(Records excerpted from a collection)
┄┄┄┄┄┄┄┄┄┄┄┄┄┄┄┄┄┄┄┄
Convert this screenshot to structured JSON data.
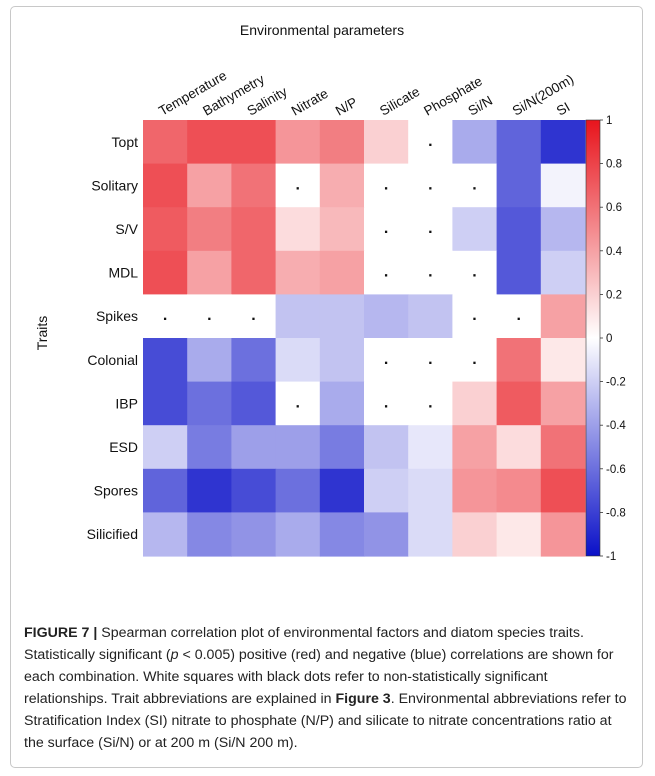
{
  "chart_data": {
    "type": "heatmap",
    "title": "Environmental parameters",
    "ylabel": "Traits",
    "columns": [
      "Temperature",
      "Bathymetry",
      "Salinity",
      "Nitrate",
      "N/P",
      "Silicate",
      "Phosphate",
      "Si/N",
      "Si/N(200m)",
      "SI"
    ],
    "rows": [
      "Topt",
      "Solitary",
      "S/V",
      "MDL",
      "Spikes",
      "Colonial",
      "IBP",
      "ESD",
      "Spores",
      "Silicified"
    ],
    "values": [
      [
        0.65,
        0.75,
        0.75,
        0.45,
        0.55,
        0.2,
        null,
        -0.35,
        -0.65,
        -0.85
      ],
      [
        0.75,
        0.4,
        0.6,
        null,
        0.35,
        null,
        null,
        null,
        -0.65,
        -0.05
      ],
      [
        0.7,
        0.55,
        0.65,
        0.15,
        0.3,
        null,
        null,
        -0.2,
        -0.7,
        -0.3
      ],
      [
        0.75,
        0.4,
        0.65,
        0.35,
        0.4,
        null,
        null,
        null,
        -0.7,
        -0.2
      ],
      [
        null,
        null,
        null,
        -0.25,
        -0.25,
        -0.3,
        -0.25,
        null,
        null,
        0.4
      ],
      [
        -0.75,
        -0.35,
        -0.6,
        -0.15,
        -0.25,
        null,
        null,
        null,
        0.6,
        0.1
      ],
      [
        -0.75,
        -0.6,
        -0.7,
        null,
        -0.35,
        null,
        null,
        0.2,
        0.7,
        0.4
      ],
      [
        -0.2,
        -0.55,
        -0.4,
        -0.4,
        -0.55,
        -0.25,
        -0.1,
        0.4,
        0.15,
        0.6
      ],
      [
        -0.65,
        -0.85,
        -0.75,
        -0.6,
        -0.85,
        -0.2,
        -0.15,
        0.45,
        0.5,
        0.75
      ],
      [
        -0.3,
        -0.5,
        -0.45,
        -0.35,
        -0.5,
        -0.45,
        -0.15,
        0.2,
        0.1,
        0.45
      ]
    ],
    "colorbar": {
      "min": -1,
      "max": 1,
      "ticks": [
        "1",
        "0.8",
        "0.6",
        "0.4",
        "0.2",
        "0",
        "-0.2",
        "-0.4",
        "-0.6",
        "-0.8",
        "-1"
      ],
      "colors": {
        "negative": "#0a10c8",
        "zero": "#ffffff",
        "positive": "#e8141c"
      }
    },
    "nonsignificant_marker": "."
  },
  "caption": {
    "label": "FIGURE 7 |",
    "text_1": " Spearman correlation plot of environmental factors and diatom species traits. Statistically significant (",
    "p_var": "p",
    "text_2": " < 0.005) positive (red) and negative (blue) correlations are shown for each combination. White squares with black dots refer to non-statistically significant relationships. Trait abbreviations are explained in ",
    "ref": "Figure 3",
    "text_3": ". Environmental abbreviations refer to Stratification Index (SI) nitrate to phosphate (N/P) and silicate to nitrate concentrations ratio at the surface (Si/N) or at 200 m (Si/N 200 m)."
  }
}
┄┄┄┄┄┄┄┄┄┄┄┄┄┄┄┄┄┄┄┄
Leave the pictures out and reproduce all of the records exactly.

Convert this screenshot to structured JSON data.
{
  "chart_data": {
    "type": "heatmap",
    "title": "Environmental parameters",
    "ylabel": "Traits",
    "columns": [
      "Temperature",
      "Bathymetry",
      "Salinity",
      "Nitrate",
      "N/P",
      "Silicate",
      "Phosphate",
      "Si/N",
      "Si/N(200m)",
      "SI"
    ],
    "rows": [
      "Topt",
      "Solitary",
      "S/V",
      "MDL",
      "Spikes",
      "Colonial",
      "IBP",
      "ESD",
      "Spores",
      "Silicified"
    ],
    "values": [
      [
        0.65,
        0.75,
        0.75,
        0.45,
        0.55,
        0.2,
        null,
        -0.35,
        -0.65,
        -0.85
      ],
      [
        0.75,
        0.4,
        0.6,
        null,
        0.35,
        null,
        null,
        null,
        -0.65,
        -0.05
      ],
      [
        0.7,
        0.55,
        0.65,
        0.15,
        0.3,
        null,
        null,
        -0.2,
        -0.7,
        -0.3
      ],
      [
        0.75,
        0.4,
        0.65,
        0.35,
        0.4,
        null,
        null,
        null,
        -0.7,
        -0.2
      ],
      [
        null,
        null,
        null,
        -0.25,
        -0.25,
        -0.3,
        -0.25,
        null,
        null,
        0.4
      ],
      [
        -0.75,
        -0.35,
        -0.6,
        -0.15,
        -0.25,
        null,
        null,
        null,
        0.6,
        0.1
      ],
      [
        -0.75,
        -0.6,
        -0.7,
        null,
        -0.35,
        null,
        null,
        0.2,
        0.7,
        0.4
      ],
      [
        -0.2,
        -0.55,
        -0.4,
        -0.4,
        -0.55,
        -0.25,
        -0.1,
        0.4,
        0.15,
        0.6
      ],
      [
        -0.65,
        -0.85,
        -0.75,
        -0.6,
        -0.85,
        -0.2,
        -0.15,
        0.45,
        0.5,
        0.75
      ],
      [
        -0.3,
        -0.5,
        -0.45,
        -0.35,
        -0.5,
        -0.45,
        -0.15,
        0.2,
        0.1,
        0.45
      ]
    ],
    "colorbar": {
      "min": -1,
      "max": 1,
      "ticks": [
        "1",
        "0.8",
        "0.6",
        "0.4",
        "0.2",
        "0",
        "-0.2",
        "-0.4",
        "-0.6",
        "-0.8",
        "-1"
      ],
      "colors": {
        "negative": "#0a10c8",
        "zero": "#ffffff",
        "positive": "#e8141c"
      }
    },
    "nonsignificant_marker": "."
  },
  "caption": {
    "label": "FIGURE 7 |",
    "text_1": " Spearman correlation plot of environmental factors and diatom species traits. Statistically significant (",
    "p_var": "p",
    "text_2": " < 0.005) positive (red) and negative (blue) correlations are shown for each combination. White squares with black dots refer to non-statistically significant relationships. Trait abbreviations are explained in ",
    "ref": "Figure 3",
    "text_3": ". Environmental abbreviations refer to Stratification Index (SI) nitrate to phosphate (N/P) and silicate to nitrate concentrations ratio at the surface (Si/N) or at 200 m (Si/N 200 m)."
  }
}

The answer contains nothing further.